▶ [DOCUMENT PASSAGE]

Lead Opinion
This is an appeal from an order of the United States District Court for the District of Puerto Rico denying the defendant’s motion under Rule 35, Fed. Rules Crim.Proc. 18 U.S.C.A., and 28 U.S.C. § 2255 to correct a sentence imposed on him by that court.
On February 12, 1952, Gonzalez, the defendant, pleaded guilty at No. 6649, Criminal, having withdrawn an earlier plea of not guilty, to an indictment charging violations of the narcotics laws. Section 371, Title 18 and Sections 2553(a), 2557(b) (1), Title 26. A journal entry of this date at No. 6649, Criminal, in the court below states: “The plea is accepted. Imposition of sentence is deferred.” On July 24, 1952, according to another journal entry, Gonzalez was called for sentence. He moved orally for leave to withdraw his plea of guilty and enter a plea of not guilty, and the court took “the matter under submission until July 28, 1952.” On July 29, 1952, according to another journal entry, Gonzalez asked permission to withdraw the oral motion last referred to and requested that his original plea, of guilty stand. The court below granted Gonzalez’ motion and he reiterated his plea of guilty. This plea was accepted by the court, which then entered an order which stated in part: “It is adjudged that the defendant has been convicted upon his plea of guilty of the offense of conspiring to purchase and sell unstamped narcotic drugs * * *. It is adjudged that the defendant is guilty as charged and convicted.” Finding that no pre-sentence report was required and that there was no reason why sentence should not be immediately pronounced on the defendant, the court forthwith sentenced Gonzalez to terms of imprisonment of five years on the first and second counts, the sentences to run consecutively, but on completion of the sentence imposed on the first count the defendant to be placed on probation for the. period of the second count.

Element region listings:
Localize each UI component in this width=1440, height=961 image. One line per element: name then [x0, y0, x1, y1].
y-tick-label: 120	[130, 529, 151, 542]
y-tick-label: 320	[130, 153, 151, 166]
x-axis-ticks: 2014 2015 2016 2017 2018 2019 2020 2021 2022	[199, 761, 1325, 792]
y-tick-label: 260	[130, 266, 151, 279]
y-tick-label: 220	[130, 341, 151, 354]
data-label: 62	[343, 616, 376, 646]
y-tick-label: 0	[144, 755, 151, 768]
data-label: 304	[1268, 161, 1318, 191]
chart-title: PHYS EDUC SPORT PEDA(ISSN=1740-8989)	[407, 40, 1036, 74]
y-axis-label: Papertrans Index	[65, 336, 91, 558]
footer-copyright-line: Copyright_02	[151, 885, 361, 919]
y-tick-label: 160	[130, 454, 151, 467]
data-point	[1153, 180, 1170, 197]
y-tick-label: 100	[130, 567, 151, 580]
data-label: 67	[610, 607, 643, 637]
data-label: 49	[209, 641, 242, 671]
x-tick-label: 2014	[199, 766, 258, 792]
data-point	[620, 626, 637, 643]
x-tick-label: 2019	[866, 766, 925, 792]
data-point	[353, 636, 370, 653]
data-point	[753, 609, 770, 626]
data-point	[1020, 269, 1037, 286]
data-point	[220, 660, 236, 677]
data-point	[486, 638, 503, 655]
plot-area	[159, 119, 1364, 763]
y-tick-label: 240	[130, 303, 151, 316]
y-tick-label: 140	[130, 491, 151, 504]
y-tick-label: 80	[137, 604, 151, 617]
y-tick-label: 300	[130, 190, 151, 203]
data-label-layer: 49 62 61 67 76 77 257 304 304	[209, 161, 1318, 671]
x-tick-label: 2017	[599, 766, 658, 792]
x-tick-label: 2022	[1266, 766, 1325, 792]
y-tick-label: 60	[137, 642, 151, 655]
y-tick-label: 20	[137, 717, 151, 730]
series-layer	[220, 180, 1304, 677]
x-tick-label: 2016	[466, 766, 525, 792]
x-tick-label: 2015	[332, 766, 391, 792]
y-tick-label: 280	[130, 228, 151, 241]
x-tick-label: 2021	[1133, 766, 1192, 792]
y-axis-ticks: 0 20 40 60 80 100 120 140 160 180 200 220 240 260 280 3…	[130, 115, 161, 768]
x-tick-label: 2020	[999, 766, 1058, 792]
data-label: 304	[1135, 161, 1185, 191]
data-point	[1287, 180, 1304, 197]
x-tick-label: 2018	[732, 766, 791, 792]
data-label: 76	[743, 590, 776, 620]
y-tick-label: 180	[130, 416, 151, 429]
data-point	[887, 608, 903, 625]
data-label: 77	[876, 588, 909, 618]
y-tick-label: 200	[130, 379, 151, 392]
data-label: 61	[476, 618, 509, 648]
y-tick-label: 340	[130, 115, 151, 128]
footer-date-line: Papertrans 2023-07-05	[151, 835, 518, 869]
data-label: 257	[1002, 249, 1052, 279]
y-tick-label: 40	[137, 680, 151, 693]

▶ [REQUEST 1] From the court opinion, write out the passage from "Lead Opinion" to "by that court." word for word.
▶ [REQUEST 2]
Using the court opinion, answer each question:
(a) Which court issued the order being appealed?
(b) On what date did Gonzalez plead guilty at No. 6649, Criminal?
(c) What term of imprisonment was imposed on each of the first and second counts?
You won't need the entries.

▶ [WRITTEN REPLY 1]
Lead Opinion
This is an appeal from an order of the United States District Court for the District of Puerto Rico denying the defendant’s motion under Rule 35, Fed. Rules Crim.Proc. 18 U.S.C.A., and 28 U.S.C. § 2255 to correct a sentence imposed on him by that court.

▶ [WRITTEN REPLY 2]
(a) The United States District Court for the District of Puerto Rico
(b) February 12, 1952
(c) Five years